Data entries:
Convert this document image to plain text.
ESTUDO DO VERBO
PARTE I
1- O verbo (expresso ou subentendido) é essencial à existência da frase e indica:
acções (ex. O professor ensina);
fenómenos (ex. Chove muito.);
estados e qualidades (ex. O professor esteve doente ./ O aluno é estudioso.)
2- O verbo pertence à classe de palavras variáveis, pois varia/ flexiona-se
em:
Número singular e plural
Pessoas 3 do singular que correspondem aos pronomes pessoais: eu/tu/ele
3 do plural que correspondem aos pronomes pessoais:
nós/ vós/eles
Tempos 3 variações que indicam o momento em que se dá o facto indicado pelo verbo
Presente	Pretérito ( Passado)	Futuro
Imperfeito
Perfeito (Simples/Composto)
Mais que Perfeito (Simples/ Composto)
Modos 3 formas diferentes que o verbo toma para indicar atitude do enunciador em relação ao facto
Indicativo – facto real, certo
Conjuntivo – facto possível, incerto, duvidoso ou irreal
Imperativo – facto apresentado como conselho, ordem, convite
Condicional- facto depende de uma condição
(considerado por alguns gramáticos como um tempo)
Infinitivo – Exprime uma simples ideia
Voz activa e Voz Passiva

- _Set exercise_:
Using the exact wording, write out all of the records.

- _Task output_:
Convert this document image to plain text.
ESTUDO DO VERBO
PARTE I
1- O verbo (expresso ou subentendido) é essencial à existência da frase e indica:
acções (ex. O professor ensina);
fenómenos (ex. Chove muito.);
estados e qualidades (ex. O professor esteve doente ./ O aluno é estudioso.)
2- O verbo pertence à classe de palavras variáveis, pois varia/ flexiona-se
em:
Número singular e plural
Pessoas 3 do singular que correspondem aos pronomes pessoais: eu/tu/ele
3 do plural que correspondem aos pronomes pessoais:
nós/ vós/eles
Tempos 3 variações que indicam o momento em que se dá o facto indicado pelo verbo
Presente	Pretérito ( Passado)	Futuro
Imperfeito
Perfeito (Simples/Composto)
Mais que Perfeito (Simples/ Composto)
Modos 3 formas diferentes que o verbo toma para indicar atitude do enunciador em relação ao facto
Indicativo – facto real, certo
Conjuntivo – facto possível, incerto, duvidoso ou irreal
Imperativo – facto apresentado como conselho, ordem, convite
Condicional- facto depende de uma condição
(considerado por alguns gramáticos como um tempo)
Infinitivo – Exprime uma simples ideia
Voz activa e Voz Passiva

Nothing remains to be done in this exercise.